[BEGIN SUPPLIED INFORMATION]
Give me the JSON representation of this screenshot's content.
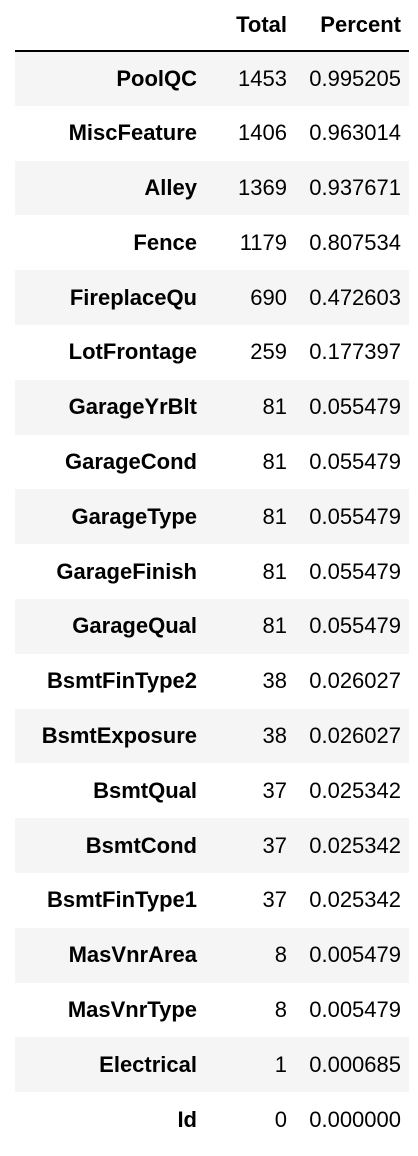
{
  "table": {
    "columns": [
      "",
      "Total",
      "Percent"
    ],
    "rows": [
      {
        "name": "PoolQC",
        "total": "1453",
        "percent": "0.995205"
      },
      {
        "name": "MiscFeature",
        "total": "1406",
        "percent": "0.963014"
      },
      {
        "name": "Alley",
        "total": "1369",
        "percent": "0.937671"
      },
      {
        "name": "Fence",
        "total": "1179",
        "percent": "0.807534"
      },
      {
        "name": "FireplaceQu",
        "total": "690",
        "percent": "0.472603"
      },
      {
        "name": "LotFrontage",
        "total": "259",
        "percent": "0.177397"
      },
      {
        "name": "GarageYrBlt",
        "total": "81",
        "percent": "0.055479"
      },
      {
        "name": "GarageCond",
        "total": "81",
        "percent": "0.055479"
      },
      {
        "name": "GarageType",
        "total": "81",
        "percent": "0.055479"
      },
      {
        "name": "GarageFinish",
        "total": "81",
        "percent": "0.055479"
      },
      {
        "name": "GarageQual",
        "total": "81",
        "percent": "0.055479"
      },
      {
        "name": "BsmtFinType2",
        "total": "38",
        "percent": "0.026027"
      },
      {
        "name": "BsmtExposure",
        "total": "38",
        "percent": "0.026027"
      },
      {
        "name": "BsmtQual",
        "total": "37",
        "percent": "0.025342"
      },
      {
        "name": "BsmtCond",
        "total": "37",
        "percent": "0.025342"
      },
      {
        "name": "BsmtFinType1",
        "total": "37",
        "percent": "0.025342"
      },
      {
        "name": "MasVnrArea",
        "total": "8",
        "percent": "0.005479"
      },
      {
        "name": "MasVnrType",
        "total": "8",
        "percent": "0.005479"
      },
      {
        "name": "Electrical",
        "total": "1",
        "percent": "0.000685"
      },
      {
        "name": "Id",
        "total": "0",
        "percent": "0.000000"
      }
    ]
  },
  "colors": {
    "stripe": "#f5f5f5",
    "background": "#ffffff",
    "text": "#000000"
  }
}
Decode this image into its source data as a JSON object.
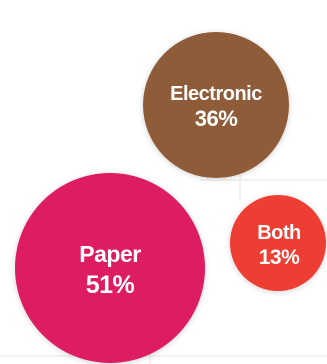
{
  "chart_data": {
    "type": "bubble",
    "title": "",
    "series": [
      {
        "label": "Electronic",
        "percent_text": "36%",
        "value": 36,
        "color": "#8e5b37"
      },
      {
        "label": "Paper",
        "percent_text": "51%",
        "value": 51,
        "color": "#de1a62"
      },
      {
        "label": "Both",
        "percent_text": "13%",
        "value": 13,
        "color": "#ee3e33"
      }
    ],
    "background": "#ffffff"
  }
}
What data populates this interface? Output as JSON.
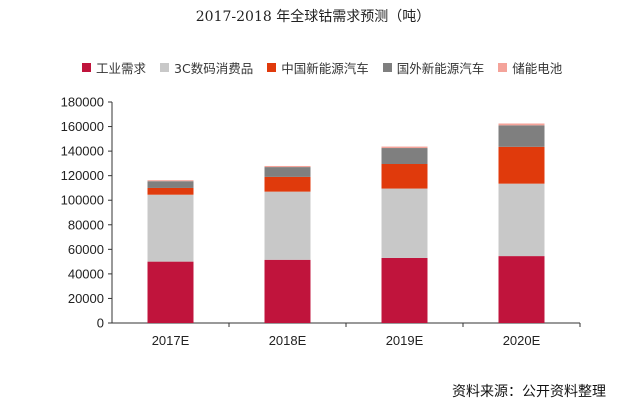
{
  "title": "2017-2018 年全球钴需求预测（吨）",
  "source": "资料来源：公开资料整理",
  "chart_data": {
    "type": "bar",
    "stacked": true,
    "categories": [
      "2017E",
      "2018E",
      "2019E",
      "2020E"
    ],
    "ylim": [
      0,
      180000
    ],
    "yticks": [
      "0",
      "20000",
      "40000",
      "60000",
      "80000",
      "100000",
      "120000",
      "140000",
      "160000",
      "180000"
    ],
    "grid": false,
    "legend_position": "top",
    "series": [
      {
        "name": "工业需求",
        "color": "#c0143c",
        "values": [
          50000,
          51500,
          53000,
          54500
        ]
      },
      {
        "name": "3C数码消费品",
        "color": "#c8c8c8",
        "values": [
          54500,
          55500,
          56500,
          59000
        ]
      },
      {
        "name": "中国新能源汽车",
        "color": "#e03a0c",
        "values": [
          5500,
          12000,
          20000,
          30000
        ]
      },
      {
        "name": "国外新能源汽车",
        "color": "#7f7f7f",
        "values": [
          5500,
          8000,
          13000,
          17500
        ]
      },
      {
        "name": "储能电池",
        "color": "#f4a39a",
        "values": [
          800,
          900,
          1200,
          1500
        ]
      }
    ]
  }
}
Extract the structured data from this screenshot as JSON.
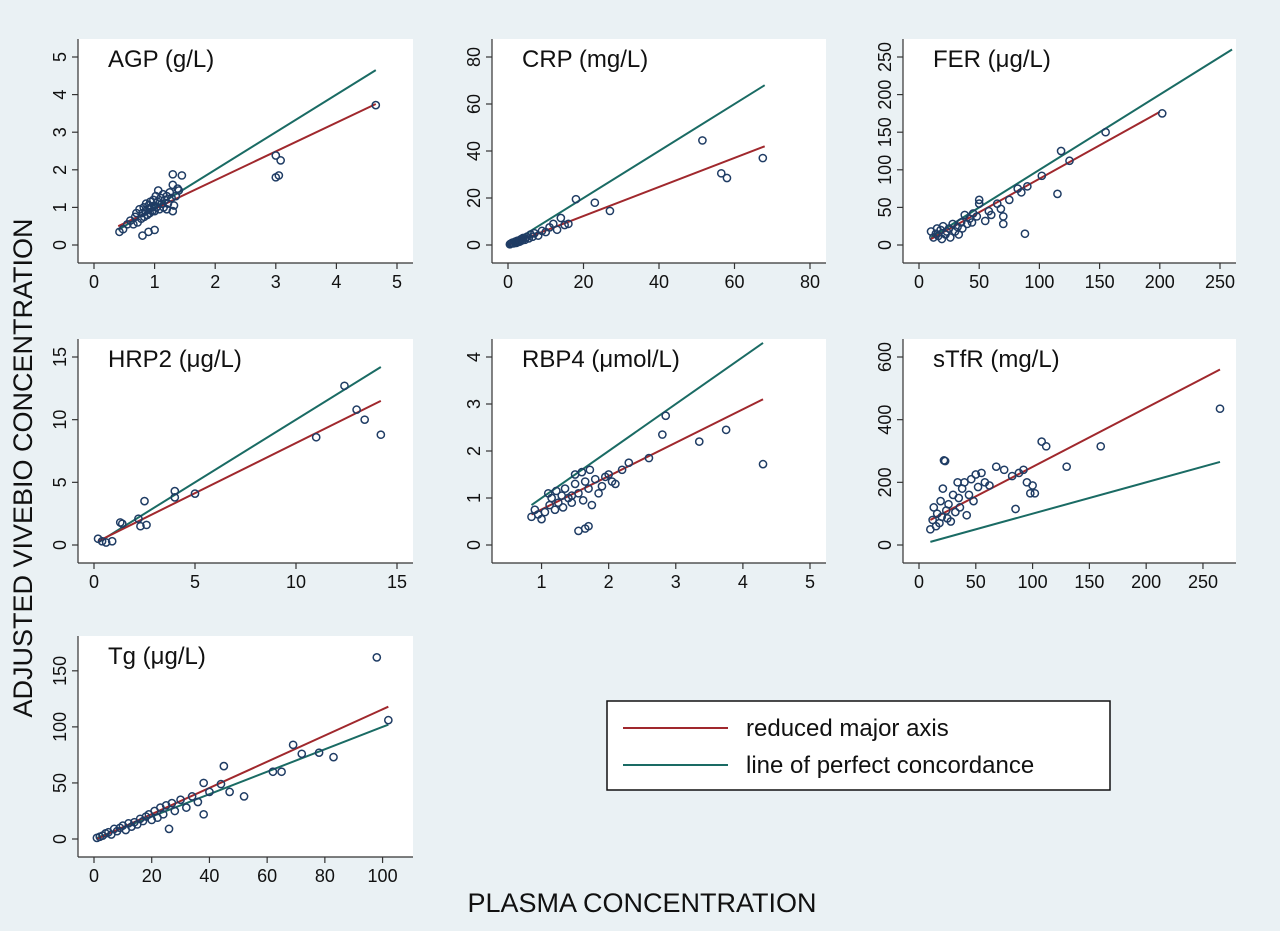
{
  "figure": {
    "ylabel": "ADJUSTED VIVEBIO CONCENTRATION",
    "xlabel": "PLASMA CONCENTRATION",
    "background": "#eaf1f4",
    "panel_background": "#ffffff",
    "point_color": "#1f3c64",
    "legend": {
      "placement": "bottom-right",
      "items": [
        {
          "label": "reduced major axis",
          "color": "#a0282d"
        },
        {
          "label": "line of perfect concordance",
          "color": "#1a6b64"
        }
      ]
    }
  },
  "chart_data": [
    {
      "type": "scatter",
      "title": "AGP (g/L)",
      "xlim": [
        0,
        5
      ],
      "ylim": [
        0,
        5
      ],
      "xticks": [
        "0",
        "1",
        "2",
        "3",
        "4",
        "5"
      ],
      "yticks": [
        "0",
        "1",
        "2",
        "3",
        "4",
        "5"
      ],
      "reduced_major_axis": [
        [
          0.4,
          0.5
        ],
        [
          4.65,
          3.75
        ]
      ],
      "perfect_concordance": [
        [
          0.4,
          0.4
        ],
        [
          4.65,
          4.65
        ]
      ],
      "points": [
        [
          0.42,
          0.35
        ],
        [
          0.48,
          0.42
        ],
        [
          0.55,
          0.55
        ],
        [
          0.6,
          0.65
        ],
        [
          0.65,
          0.55
        ],
        [
          0.68,
          0.75
        ],
        [
          0.7,
          0.85
        ],
        [
          0.72,
          0.6
        ],
        [
          0.75,
          0.95
        ],
        [
          0.78,
          0.7
        ],
        [
          0.8,
          0.85
        ],
        [
          0.82,
          1.0
        ],
        [
          0.83,
          0.75
        ],
        [
          0.85,
          0.9
        ],
        [
          0.86,
          1.1
        ],
        [
          0.88,
          0.8
        ],
        [
          0.9,
          0.95
        ],
        [
          0.9,
          1.05
        ],
        [
          0.92,
          0.85
        ],
        [
          0.93,
          1.15
        ],
        [
          0.95,
          1.0
        ],
        [
          0.96,
          0.9
        ],
        [
          0.98,
          1.2
        ],
        [
          1.0,
          1.05
        ],
        [
          1.0,
          0.9
        ],
        [
          1.02,
          1.3
        ],
        [
          1.03,
          1.0
        ],
        [
          1.05,
          1.15
        ],
        [
          1.06,
          1.45
        ],
        [
          1.08,
          0.95
        ],
        [
          1.1,
          1.25
        ],
        [
          1.12,
          1.1
        ],
        [
          1.14,
          1.35
        ],
        [
          1.15,
          1.0
        ],
        [
          1.17,
          1.2
        ],
        [
          1.2,
          1.3
        ],
        [
          1.22,
          1.1
        ],
        [
          1.25,
          1.4
        ],
        [
          1.28,
          1.25
        ],
        [
          1.3,
          1.6
        ],
        [
          1.32,
          1.05
        ],
        [
          1.35,
          1.3
        ],
        [
          1.38,
          1.5
        ],
        [
          1.4,
          1.45
        ],
        [
          1.45,
          1.85
        ],
        [
          1.3,
          1.88
        ],
        [
          0.8,
          0.25
        ],
        [
          0.9,
          0.35
        ],
        [
          1.0,
          0.4
        ],
        [
          1.2,
          0.95
        ],
        [
          1.3,
          0.9
        ],
        [
          3.0,
          2.38
        ],
        [
          3.08,
          2.25
        ],
        [
          3.0,
          1.8
        ],
        [
          3.05,
          1.85
        ],
        [
          4.65,
          3.72
        ]
      ]
    },
    {
      "type": "scatter",
      "title": "CRP (mg/L)",
      "xlim": [
        0,
        80
      ],
      "ylim": [
        0,
        80
      ],
      "xticks": [
        "0",
        "20",
        "40",
        "60",
        "80"
      ],
      "yticks": [
        "0",
        "20",
        "40",
        "60",
        "80"
      ],
      "reduced_major_axis": [
        [
          0.5,
          0.3
        ],
        [
          68,
          42
        ]
      ],
      "perfect_concordance": [
        [
          0.5,
          0.5
        ],
        [
          68,
          68
        ]
      ],
      "points": [
        [
          0.5,
          0.3
        ],
        [
          0.8,
          0.6
        ],
        [
          1.0,
          0.8
        ],
        [
          1.2,
          1.0
        ],
        [
          1.5,
          0.7
        ],
        [
          1.8,
          1.2
        ],
        [
          2.0,
          1.5
        ],
        [
          2.2,
          0.9
        ],
        [
          2.5,
          1.8
        ],
        [
          2.8,
          1.3
        ],
        [
          3.0,
          2.0
        ],
        [
          3.2,
          1.5
        ],
        [
          3.5,
          2.5
        ],
        [
          3.8,
          2.0
        ],
        [
          4.0,
          3.0
        ],
        [
          4.5,
          2.2
        ],
        [
          5.0,
          3.5
        ],
        [
          5.5,
          2.8
        ],
        [
          6.0,
          4.5
        ],
        [
          6.5,
          3.5
        ],
        [
          7.0,
          5.0
        ],
        [
          8.0,
          4.0
        ],
        [
          9.0,
          6.0
        ],
        [
          10.0,
          5.5
        ],
        [
          11.0,
          7.5
        ],
        [
          12.0,
          9.0
        ],
        [
          13.0,
          6.5
        ],
        [
          14.0,
          11.5
        ],
        [
          15.0,
          8.5
        ],
        [
          16.0,
          9.0
        ],
        [
          18.0,
          19.5
        ],
        [
          23.0,
          18.0
        ],
        [
          27.0,
          14.5
        ],
        [
          51.5,
          44.5
        ],
        [
          56.5,
          30.5
        ],
        [
          58.0,
          28.5
        ],
        [
          67.5,
          37.0
        ]
      ]
    },
    {
      "type": "scatter",
      "title": "FER (μg/L)",
      "xlim": [
        0,
        250
      ],
      "ylim": [
        0,
        250
      ],
      "xticks": [
        "0",
        "50",
        "100",
        "150",
        "200",
        "250"
      ],
      "yticks": [
        "0",
        "50",
        "100",
        "150",
        "200",
        "250"
      ],
      "reduced_major_axis": [
        [
          10,
          8
        ],
        [
          200,
          177
        ]
      ],
      "perfect_concordance": [
        [
          10,
          10
        ],
        [
          260,
          260
        ]
      ],
      "points": [
        [
          10,
          18
        ],
        [
          12,
          10
        ],
        [
          14,
          15
        ],
        [
          15,
          22
        ],
        [
          16,
          12
        ],
        [
          18,
          20
        ],
        [
          19,
          8
        ],
        [
          20,
          25
        ],
        [
          22,
          14
        ],
        [
          23,
          18
        ],
        [
          25,
          22
        ],
        [
          26,
          10
        ],
        [
          28,
          28
        ],
        [
          30,
          18
        ],
        [
          32,
          24
        ],
        [
          33,
          14
        ],
        [
          35,
          30
        ],
        [
          36,
          22
        ],
        [
          38,
          40
        ],
        [
          40,
          28
        ],
        [
          42,
          35
        ],
        [
          44,
          30
        ],
        [
          45,
          42
        ],
        [
          48,
          38
        ],
        [
          50,
          55
        ],
        [
          50,
          60
        ],
        [
          55,
          32
        ],
        [
          58,
          45
        ],
        [
          60,
          40
        ],
        [
          65,
          55
        ],
        [
          68,
          48
        ],
        [
          70,
          28
        ],
        [
          70,
          38
        ],
        [
          75,
          60
        ],
        [
          82,
          75
        ],
        [
          85,
          70
        ],
        [
          88,
          15
        ],
        [
          90,
          78
        ],
        [
          102,
          92
        ],
        [
          115,
          68
        ],
        [
          118,
          125
        ],
        [
          125,
          112
        ],
        [
          155,
          150
        ],
        [
          202,
          175
        ]
      ]
    },
    {
      "type": "scatter",
      "title": "HRP2 (μg/L)",
      "xlim": [
        0,
        15
      ],
      "ylim": [
        0,
        15
      ],
      "xticks": [
        "0",
        "5",
        "10",
        "15"
      ],
      "yticks": [
        "0",
        "5",
        "10",
        "15"
      ],
      "reduced_major_axis": [
        [
          0.2,
          0.3
        ],
        [
          14.2,
          11.5
        ]
      ],
      "perfect_concordance": [
        [
          0.2,
          0.2
        ],
        [
          14.2,
          14.2
        ]
      ],
      "points": [
        [
          0.2,
          0.5
        ],
        [
          0.4,
          0.3
        ],
        [
          0.6,
          0.2
        ],
        [
          0.9,
          0.3
        ],
        [
          1.3,
          1.8
        ],
        [
          1.4,
          1.7
        ],
        [
          2.2,
          2.1
        ],
        [
          2.3,
          1.5
        ],
        [
          2.5,
          3.5
        ],
        [
          2.6,
          1.6
        ],
        [
          4.0,
          4.3
        ],
        [
          4.0,
          3.8
        ],
        [
          5.0,
          4.1
        ],
        [
          11.0,
          8.6
        ],
        [
          12.4,
          12.7
        ],
        [
          13.0,
          10.8
        ],
        [
          13.4,
          10.0
        ],
        [
          14.2,
          8.8
        ]
      ]
    },
    {
      "type": "scatter",
      "title": "RBP4 (μmol/L)",
      "xlim": [
        0.5,
        5
      ],
      "ylim": [
        0,
        4
      ],
      "xticks": [
        "1",
        "2",
        "3",
        "4",
        "5"
      ],
      "yticks": [
        "0",
        "1",
        "2",
        "3",
        "4"
      ],
      "reduced_major_axis": [
        [
          0.85,
          0.65
        ],
        [
          4.3,
          3.1
        ]
      ],
      "perfect_concordance": [
        [
          0.85,
          0.85
        ],
        [
          4.3,
          4.3
        ]
      ],
      "points": [
        [
          0.85,
          0.6
        ],
        [
          0.9,
          0.75
        ],
        [
          0.95,
          0.65
        ],
        [
          1.0,
          0.55
        ],
        [
          1.05,
          0.7
        ],
        [
          1.1,
          1.1
        ],
        [
          1.12,
          0.85
        ],
        [
          1.15,
          1.0
        ],
        [
          1.2,
          0.75
        ],
        [
          1.22,
          1.15
        ],
        [
          1.25,
          0.9
        ],
        [
          1.3,
          1.05
        ],
        [
          1.32,
          0.8
        ],
        [
          1.35,
          1.2
        ],
        [
          1.4,
          1.0
        ],
        [
          1.45,
          0.9
        ],
        [
          1.5,
          1.3
        ],
        [
          1.5,
          1.5
        ],
        [
          1.55,
          1.1
        ],
        [
          1.6,
          1.55
        ],
        [
          1.62,
          0.95
        ],
        [
          1.65,
          1.35
        ],
        [
          1.7,
          1.2
        ],
        [
          1.72,
          1.6
        ],
        [
          1.75,
          0.85
        ],
        [
          1.8,
          1.4
        ],
        [
          1.85,
          1.1
        ],
        [
          1.9,
          1.25
        ],
        [
          1.95,
          1.45
        ],
        [
          2.0,
          1.5
        ],
        [
          2.05,
          1.35
        ],
        [
          2.1,
          1.3
        ],
        [
          2.2,
          1.6
        ],
        [
          2.3,
          1.75
        ],
        [
          2.6,
          1.85
        ],
        [
          2.8,
          2.35
        ],
        [
          2.85,
          2.75
        ],
        [
          3.35,
          2.2
        ],
        [
          3.75,
          2.45
        ],
        [
          4.3,
          1.72
        ],
        [
          1.55,
          0.3
        ],
        [
          1.65,
          0.35
        ],
        [
          1.7,
          0.4
        ],
        [
          1.45,
          1.05
        ]
      ]
    },
    {
      "type": "scatter",
      "title": "sTfR (mg/L)",
      "xlim": [
        0,
        265
      ],
      "ylim": [
        0,
        600
      ],
      "xticks": [
        "0",
        "50",
        "100",
        "150",
        "200",
        "250"
      ],
      "yticks": [
        "0",
        "200",
        "400",
        "600"
      ],
      "reduced_major_axis": [
        [
          10,
          80
        ],
        [
          265,
          560
        ]
      ],
      "perfect_concordance": [
        [
          10,
          10
        ],
        [
          265,
          265
        ]
      ],
      "points": [
        [
          10,
          50
        ],
        [
          12,
          80
        ],
        [
          13,
          120
        ],
        [
          15,
          60
        ],
        [
          16,
          100
        ],
        [
          18,
          70
        ],
        [
          19,
          140
        ],
        [
          20,
          90
        ],
        [
          21,
          180
        ],
        [
          22,
          270
        ],
        [
          23,
          268
        ],
        [
          24,
          110
        ],
        [
          25,
          85
        ],
        [
          26,
          130
        ],
        [
          28,
          75
        ],
        [
          30,
          160
        ],
        [
          32,
          105
        ],
        [
          34,
          200
        ],
        [
          35,
          150
        ],
        [
          36,
          120
        ],
        [
          38,
          180
        ],
        [
          40,
          200
        ],
        [
          42,
          95
        ],
        [
          44,
          160
        ],
        [
          46,
          210
        ],
        [
          48,
          140
        ],
        [
          50,
          225
        ],
        [
          52,
          185
        ],
        [
          55,
          230
        ],
        [
          58,
          200
        ],
        [
          62,
          190
        ],
        [
          68,
          250
        ],
        [
          75,
          240
        ],
        [
          82,
          220
        ],
        [
          85,
          115
        ],
        [
          88,
          230
        ],
        [
          92,
          240
        ],
        [
          95,
          200
        ],
        [
          98,
          165
        ],
        [
          100,
          190
        ],
        [
          102,
          165
        ],
        [
          108,
          330
        ],
        [
          112,
          315
        ],
        [
          130,
          250
        ],
        [
          160,
          315
        ],
        [
          265,
          435
        ]
      ]
    },
    {
      "type": "scatter",
      "title": "Tg (μg/L)",
      "xlim": [
        0,
        105
      ],
      "ylim": [
        0,
        165
      ],
      "xticks": [
        "0",
        "20",
        "40",
        "60",
        "80",
        "100"
      ],
      "yticks": [
        "0",
        "50",
        "100",
        "150"
      ],
      "reduced_major_axis": [
        [
          1,
          0
        ],
        [
          102,
          118
        ]
      ],
      "perfect_concordance": [
        [
          1,
          1
        ],
        [
          102,
          102
        ]
      ],
      "points": [
        [
          1,
          1
        ],
        [
          2,
          2
        ],
        [
          3,
          3
        ],
        [
          4,
          5
        ],
        [
          5,
          6
        ],
        [
          6,
          4
        ],
        [
          7,
          9
        ],
        [
          8,
          7
        ],
        [
          9,
          10
        ],
        [
          10,
          12
        ],
        [
          11,
          8
        ],
        [
          12,
          14
        ],
        [
          13,
          11
        ],
        [
          14,
          15
        ],
        [
          15,
          13
        ],
        [
          16,
          18
        ],
        [
          17,
          16
        ],
        [
          18,
          20
        ],
        [
          19,
          22
        ],
        [
          20,
          17
        ],
        [
          21,
          25
        ],
        [
          22,
          19
        ],
        [
          23,
          28
        ],
        [
          24,
          22
        ],
        [
          25,
          30
        ],
        [
          26,
          9
        ],
        [
          27,
          32
        ],
        [
          28,
          25
        ],
        [
          30,
          35
        ],
        [
          32,
          28
        ],
        [
          34,
          38
        ],
        [
          36,
          33
        ],
        [
          38,
          22
        ],
        [
          38,
          50
        ],
        [
          40,
          42
        ],
        [
          44,
          49
        ],
        [
          45,
          65
        ],
        [
          47,
          42
        ],
        [
          52,
          38
        ],
        [
          62,
          60
        ],
        [
          65,
          60
        ],
        [
          69,
          84
        ],
        [
          72,
          76
        ],
        [
          78,
          77
        ],
        [
          83,
          73
        ],
        [
          98,
          162
        ],
        [
          102,
          106
        ]
      ]
    }
  ]
}
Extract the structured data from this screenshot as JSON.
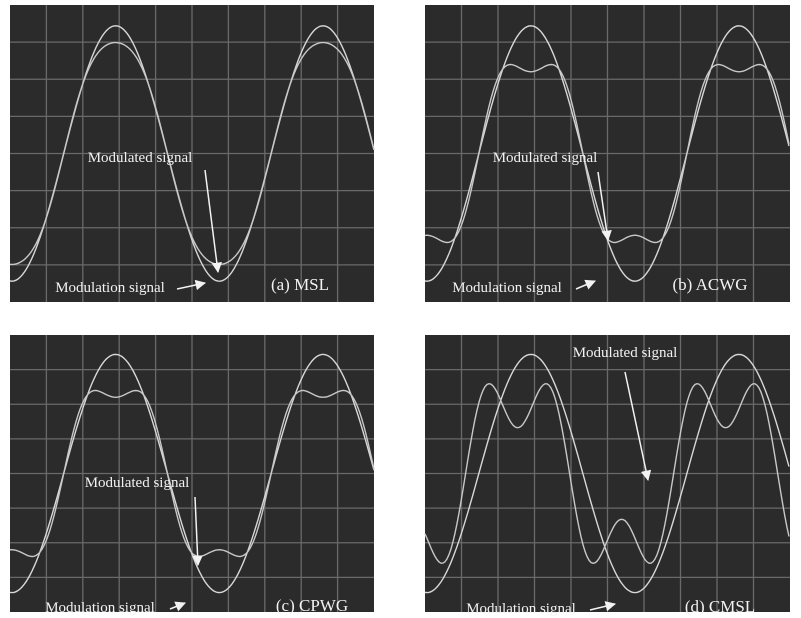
{
  "panels": [
    {
      "caption": "(a) MSL",
      "modulated_label": "Modulated signal",
      "modulation_label": "Modulation signal"
    },
    {
      "caption": "(b) ACWG",
      "modulated_label": "Modulated signal",
      "modulation_label": "Modulation signal"
    },
    {
      "caption": "(c) CPWG",
      "modulated_label": "Modulated signal",
      "modulation_label": "Modulation signal"
    },
    {
      "caption": "(d) CMSL",
      "modulated_label": "Modulated signal",
      "modulation_label": "Modulation signal"
    }
  ]
}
[END SUPPLIED INFORMATION]
TASK STATEMENT: Wherever the string "title" appears in the entries above, list that line.

SOLUTION TO THIS TASK:
    "title": "",
  "title": "2017-2018 年全球钴需求预测（吨）",
      "title": "AGP (g/L)",
      "title": "CRP (mg/L)",
      "title": "FER (μg/L)",
      "title": "HRP2 (μg/L)",
      "title": "RBP4 (μmol/L)",
      "title": "sTfR (mg/L)",
      "title": "Tg (μg/L)",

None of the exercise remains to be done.